** Start of QUOTED PASSAGE **
Re: Integration of DataSketches into Flink

2020-04-27 Thread Seth Wiesman
Hi Lee,

I really like this project, I used it with Flink a few years ago when it
was still Yahoo DataSketches. The projects clearly complement each other.
As Arvid mentioned, the Flink community is trying to foster an ecosystem
larger than what is in the main Flink repository. The reason is that the
project has grown to such a scale that it cannot reasonably maintain
everything. To encourage that sort of growth, Flink is extensively
pluggable which means that components do not need to live within the main
repository to be treated first-class.

I'd like to outline somethings the DataSketch community could do to
integrate with Flink.

1) Create a page on the flink packages website.

The flink community hosts a website call flink packages to increase the
visibility of ecosystem projects with the flink user base[1]. Datasketches
are usable from Flink today so I'd encourage you to create a page right
away.

2) Implement TypeInformation for DataSketches

TypeInformation is Flink's internal type system and is used as a factory
for creating serializing for different types. These serializers are what
Flink uses when shuffling data around the cluster and when storing records
in state backends as state. Providing type information instances for the
different sketch types, which would just be wrappers around existing
serializers in the data sketch codebase. This should be relatively
straightforward. There is no DataStream aggregation API in the way you are
describing so this is the *only* step you would need to take to provide
first-class support for Flink DataStream API[2][3].

3) Implement sketch UDFs

Along with its Java API, Flink also offers a relational API and UDFs. The
community could provide UDFs for datasketches like Hive. To do so only
requires implementing the aggregation function interface[4]. Flink SQL
offers the concept of modules, which are a collection of SQL UDFs that can
easily be loaded in the system[5]. A DataSketch SQL module would provide a
simple way for users to get started and expose these UDFs as if they were
native to Flink.

I hope this helps, I look forward to watching the DataSketch community grow!
** End of QUOTED PASSAGE **
CHALLENGE 1 >> In the thread reply on integrating DataSketches into Flink, what two things does Flink use serializers for?
CHALLENGE 2 >> Decide whether each statement agrees with the thread reply on integrating DataSketches into Flink, and back each yes or no with the deciding words from it. (a) The writer once used the project with Flink while it was still called Yahoo DataSketches. (b) Flink already has a DataStream aggregation API of the kind Lee described. (c) In Flink SQL, a module is a collection of SQL UDFs.
** Start of STORED ROWS **
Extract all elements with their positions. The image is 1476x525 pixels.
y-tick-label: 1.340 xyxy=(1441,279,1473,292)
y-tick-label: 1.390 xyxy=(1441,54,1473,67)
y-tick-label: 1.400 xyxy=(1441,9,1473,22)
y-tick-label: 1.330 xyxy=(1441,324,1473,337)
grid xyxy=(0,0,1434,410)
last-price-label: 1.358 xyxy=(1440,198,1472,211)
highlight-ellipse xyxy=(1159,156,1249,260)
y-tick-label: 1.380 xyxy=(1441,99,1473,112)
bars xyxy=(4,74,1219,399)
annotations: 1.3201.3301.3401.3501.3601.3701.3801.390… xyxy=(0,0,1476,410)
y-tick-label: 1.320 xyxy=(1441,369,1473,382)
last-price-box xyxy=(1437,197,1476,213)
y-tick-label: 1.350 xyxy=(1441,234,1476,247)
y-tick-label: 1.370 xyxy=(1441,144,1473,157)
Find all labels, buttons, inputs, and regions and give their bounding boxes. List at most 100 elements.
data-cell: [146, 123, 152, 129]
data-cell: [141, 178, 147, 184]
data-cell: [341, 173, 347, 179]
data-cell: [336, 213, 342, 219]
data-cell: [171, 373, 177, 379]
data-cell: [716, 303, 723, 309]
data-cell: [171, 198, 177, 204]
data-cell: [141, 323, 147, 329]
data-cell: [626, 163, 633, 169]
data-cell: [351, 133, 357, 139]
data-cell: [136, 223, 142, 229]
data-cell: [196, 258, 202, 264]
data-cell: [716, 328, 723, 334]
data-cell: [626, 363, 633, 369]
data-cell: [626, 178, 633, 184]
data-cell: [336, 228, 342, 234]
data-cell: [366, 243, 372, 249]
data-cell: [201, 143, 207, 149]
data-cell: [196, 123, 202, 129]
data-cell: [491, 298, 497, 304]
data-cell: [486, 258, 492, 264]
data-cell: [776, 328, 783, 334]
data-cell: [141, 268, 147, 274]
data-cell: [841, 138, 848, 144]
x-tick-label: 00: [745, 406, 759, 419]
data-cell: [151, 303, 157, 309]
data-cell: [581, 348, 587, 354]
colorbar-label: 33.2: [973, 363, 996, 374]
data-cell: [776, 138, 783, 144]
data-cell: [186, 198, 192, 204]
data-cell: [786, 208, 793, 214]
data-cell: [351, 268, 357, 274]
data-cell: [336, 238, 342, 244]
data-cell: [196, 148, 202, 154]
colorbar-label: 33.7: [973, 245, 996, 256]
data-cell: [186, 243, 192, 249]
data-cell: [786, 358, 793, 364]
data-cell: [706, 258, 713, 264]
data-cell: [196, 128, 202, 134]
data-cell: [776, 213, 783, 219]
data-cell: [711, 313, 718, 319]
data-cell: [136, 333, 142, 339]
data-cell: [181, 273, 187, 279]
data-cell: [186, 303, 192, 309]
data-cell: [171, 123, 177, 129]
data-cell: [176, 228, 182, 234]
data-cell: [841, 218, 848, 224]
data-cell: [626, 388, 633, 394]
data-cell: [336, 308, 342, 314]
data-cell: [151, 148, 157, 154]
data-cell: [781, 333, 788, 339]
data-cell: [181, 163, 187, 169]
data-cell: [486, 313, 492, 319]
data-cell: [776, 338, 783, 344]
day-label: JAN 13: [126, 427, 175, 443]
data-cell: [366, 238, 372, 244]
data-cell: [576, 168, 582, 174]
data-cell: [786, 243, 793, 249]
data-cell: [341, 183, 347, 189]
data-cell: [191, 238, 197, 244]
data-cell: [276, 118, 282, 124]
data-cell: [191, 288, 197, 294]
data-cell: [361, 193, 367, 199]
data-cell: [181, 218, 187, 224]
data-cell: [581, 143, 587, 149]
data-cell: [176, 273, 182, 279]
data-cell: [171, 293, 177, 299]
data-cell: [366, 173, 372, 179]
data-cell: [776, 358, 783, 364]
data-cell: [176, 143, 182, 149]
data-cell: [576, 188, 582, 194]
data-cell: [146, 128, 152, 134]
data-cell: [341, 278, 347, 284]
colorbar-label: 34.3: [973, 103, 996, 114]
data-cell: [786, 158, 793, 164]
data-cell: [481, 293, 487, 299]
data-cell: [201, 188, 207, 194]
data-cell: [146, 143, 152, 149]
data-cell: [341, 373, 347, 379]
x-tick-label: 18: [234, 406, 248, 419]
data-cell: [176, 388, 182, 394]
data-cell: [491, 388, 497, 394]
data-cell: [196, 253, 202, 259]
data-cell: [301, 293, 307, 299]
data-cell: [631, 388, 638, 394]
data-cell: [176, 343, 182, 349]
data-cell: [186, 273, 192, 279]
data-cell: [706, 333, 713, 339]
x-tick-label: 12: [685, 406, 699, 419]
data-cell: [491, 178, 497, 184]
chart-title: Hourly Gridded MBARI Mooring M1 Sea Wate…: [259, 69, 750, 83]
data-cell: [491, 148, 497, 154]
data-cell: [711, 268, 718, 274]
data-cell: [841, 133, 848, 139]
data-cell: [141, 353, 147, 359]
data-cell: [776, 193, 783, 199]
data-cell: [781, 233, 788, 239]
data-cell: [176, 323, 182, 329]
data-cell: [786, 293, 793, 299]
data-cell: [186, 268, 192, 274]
** End of STORED ROWS **
CORRECT RESULT 1 >> Shuffling data around the cluster and storing records in state backends as state.

CORRECT RESULT 2 >>
(a) Yes: "I used it with Flink a few years ago when it was still Yahoo DataSketches."
(b) No: "There is no DataStream aggregation API in the way you are describing."
(c) Yes: "Flink SQL offers the concept of modules, which are a collection of SQL UDFs that can easily be loaded in the system."